TASK GOAL: Write out each line of the listing as it stands, without the images.
··· RECORDED INFORMATION
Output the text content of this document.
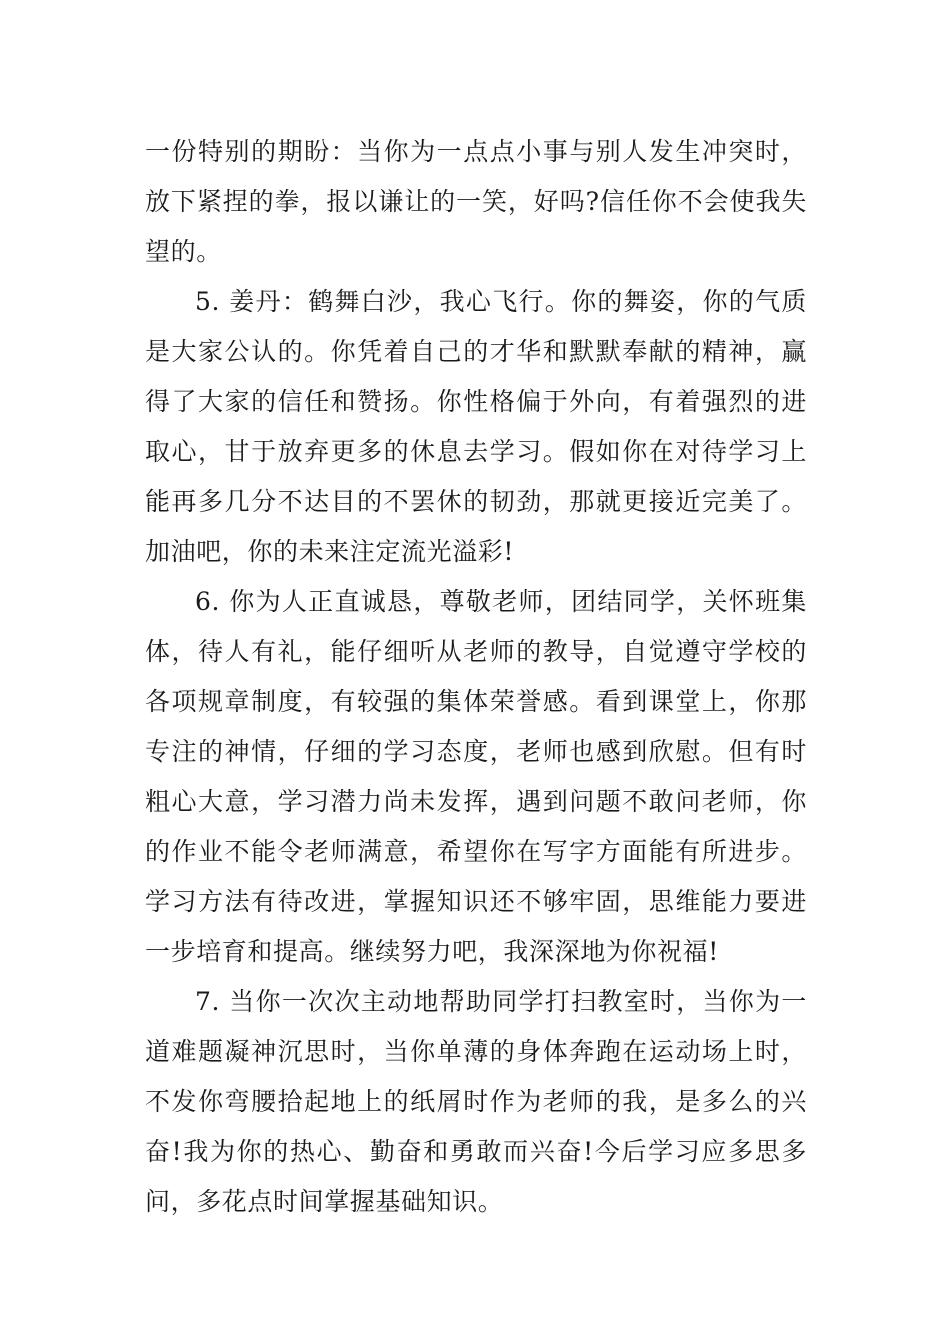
一份特别的期盼：当你为一点点小事与别人发生冲突时，放下紧捏的拳，报以谦让的一笑，好吗?信任你不会使我失望的。

5. 姜丹：鹤舞白沙，我心飞行。你的舞姿，你的气质是大家公认的。你凭着自己的才华和默默奉献的精神，赢得了大家的信任和赞扬。你性格偏于外向，有着强烈的进取心，甘于放弃更多的休息去学习。假如你在对待学习上能再多几分不达目的不罢休的韧劲，那就更接近完美了。加油吧，你的未来注定流光溢彩!

6. 你为人正直诚恳，尊敬老师，团结同学，关怀班集体，待人有礼，能仔细听从老师的教导，自觉遵守学校的各项规章制度，有较强的集体荣誉感。看到课堂上，你那专注的神情，仔细的学习态度，老师也感到欣慰。但有时粗心大意，学习潜力尚未发挥，遇到问题不敢问老师，你的作业不能令老师满意，希望你在写字方面能有所进步。学习方法有待改进，掌握知识还不够牢固，思维能力要进一步培育和提高。继续努力吧，我深深地为你祝福!

7. 当你一次次主动地帮助同学打扫教室时，当你为一道难题凝神沉思时，当你单薄的身体奔跑在运动场上时，不发你弯腰拾起地上的纸屑时作为老师的我，是多么的兴奋!我为你的热心、勤奋和勇敢而兴奋!今后学习应多思多问，多花点时间掌握基础知识。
······
FULL RESPONSE:
Output the text content of this document.
一份特别的期盼：当你为一点点小事与别人发生冲突时，放下紧捏的拳，报以谦让的一笑，好吗?信任你不会使我失望的。

5. 姜丹：鹤舞白沙，我心飞行。你的舞姿，你的气质是大家公认的。你凭着自己的才华和默默奉献的精神，赢得了大家的信任和赞扬。你性格偏于外向，有着强烈的进取心，甘于放弃更多的休息去学习。假如你在对待学习上能再多几分不达目的不罢休的韧劲，那就更接近完美了。加油吧，你的未来注定流光溢彩!

6. 你为人正直诚恳，尊敬老师，团结同学，关怀班集体，待人有礼，能仔细听从老师的教导，自觉遵守学校的各项规章制度，有较强的集体荣誉感。看到课堂上，你那专注的神情，仔细的学习态度，老师也感到欣慰。但有时粗心大意，学习潜力尚未发挥，遇到问题不敢问老师，你的作业不能令老师满意，希望你在写字方面能有所进步。学习方法有待改进，掌握知识还不够牢固，思维能力要进一步培育和提高。继续努力吧，我深深地为你祝福!

7. 当你一次次主动地帮助同学打扫教室时，当你为一道难题凝神沉思时，当你单薄的身体奔跑在运动场上时，不发你弯腰拾起地上的纸屑时作为老师的我，是多么的兴奋!我为你的热心、勤奋和勇敢而兴奋!今后学习应多思多问，多花点时间掌握基础知识。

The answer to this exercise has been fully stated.